======== Given records ========
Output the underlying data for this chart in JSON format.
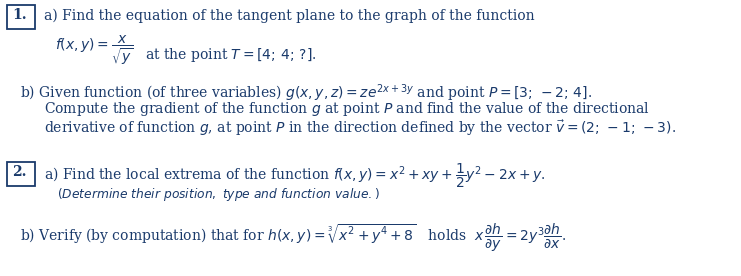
{
  "background_color": "#ffffff",
  "text_color": "#1a3a6b",
  "figsize": [
    7.41,
    2.76
  ],
  "dpi": 100,
  "fs": 10.0
}
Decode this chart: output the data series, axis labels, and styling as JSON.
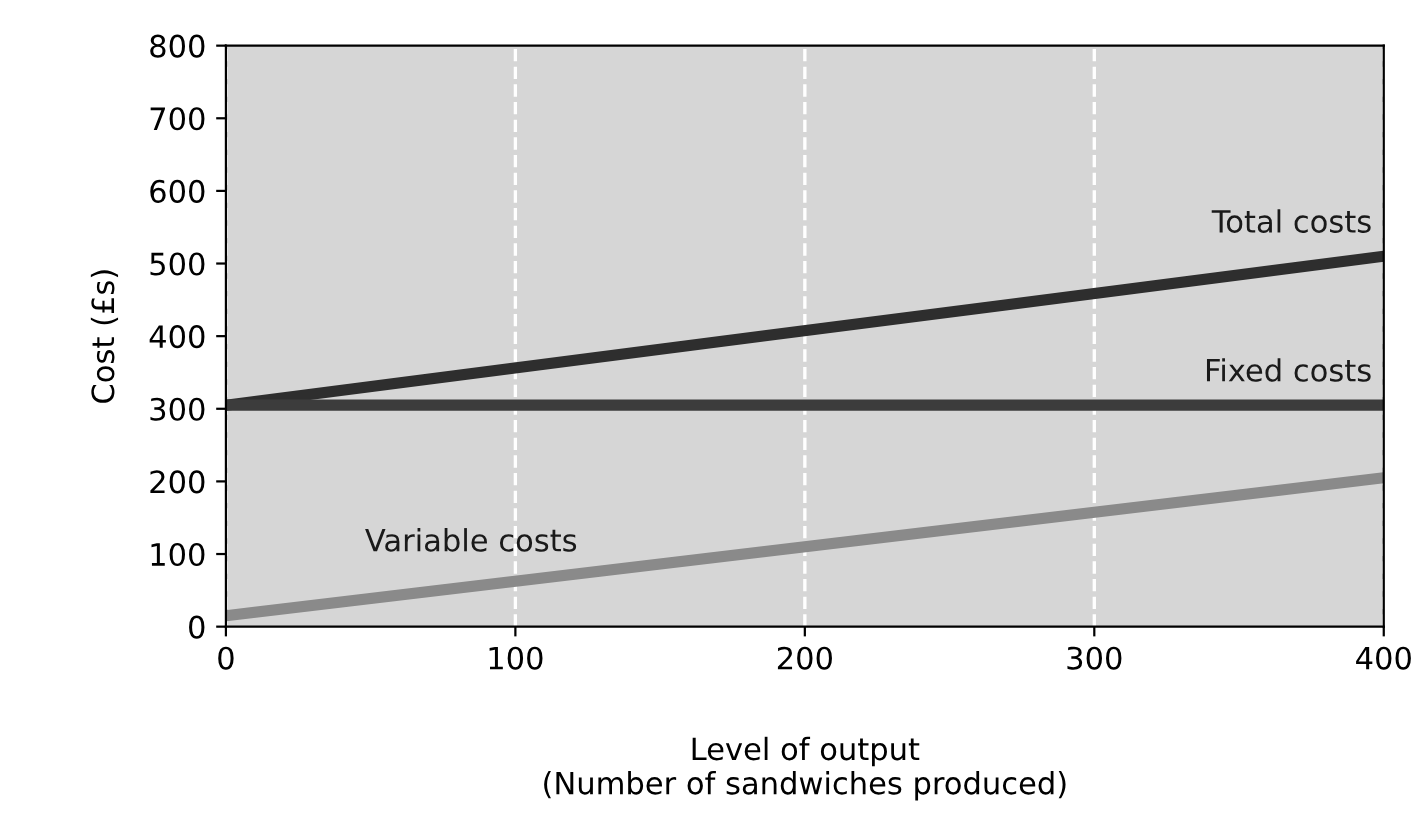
{
  "chart_data": {
    "type": "line",
    "xlabel": "Level of output\n(Number of sandwiches produced)",
    "ylabel": "Cost (£s)",
    "x": [
      0,
      400
    ],
    "series": [
      {
        "name": "Total costs",
        "color": "#2e2e2e",
        "values": [
          305,
          510
        ]
      },
      {
        "name": "Fixed costs",
        "color": "#3c3c3c",
        "values": [
          305,
          305
        ]
      },
      {
        "name": "Variable costs",
        "color": "#8a8a8a",
        "values": [
          15,
          205
        ]
      }
    ],
    "xlim": [
      0,
      400
    ],
    "ylim": [
      0,
      800
    ],
    "xticks": [
      0,
      100,
      200,
      300,
      400
    ],
    "yticks": [
      0,
      100,
      200,
      300,
      400,
      500,
      600,
      700,
      800
    ],
    "grid": "x",
    "line_style": "solid",
    "marker": "none"
  }
}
========
--- Written problem ---
Transcribe the complete set of entries verbatim. No pictures belong in the copy.

--- Response to this exercise ---
Output the underlying data for this chart in JSON format.
{
  "background_color": "#ffffff",
  "text_color": "#1a3a6b",
  "figsize": [
    7.41,
    2.76
  ],
  "dpi": 100,
  "fs": 10.0
}
Decode this chart: output the data series, axis labels, and styling as JSON.
{
  "chart_data": {
    "type": "line",
    "xlabel": "Level of output\n(Number of sandwiches produced)",
    "ylabel": "Cost (£s)",
    "x": [
      0,
      400
    ],
    "series": [
      {
        "name": "Total costs",
        "color": "#2e2e2e",
        "values": [
          305,
          510
        ]
      },
      {
        "name": "Fixed costs",
        "color": "#3c3c3c",
        "values": [
          305,
          305
        ]
      },
      {
        "name": "Variable costs",
        "color": "#8a8a8a",
        "values": [
          15,
          205
        ]
      }
    ],
    "xlim": [
      0,
      400
    ],
    "ylim": [
      0,
      800
    ],
    "xticks": [
      0,
      100,
      200,
      300,
      400
    ],
    "yticks": [
      0,
      100,
      200,
      300,
      400,
      500,
      600,
      700,
      800
    ],
    "grid": "x",
    "line_style": "solid",
    "marker": "none"
  }
}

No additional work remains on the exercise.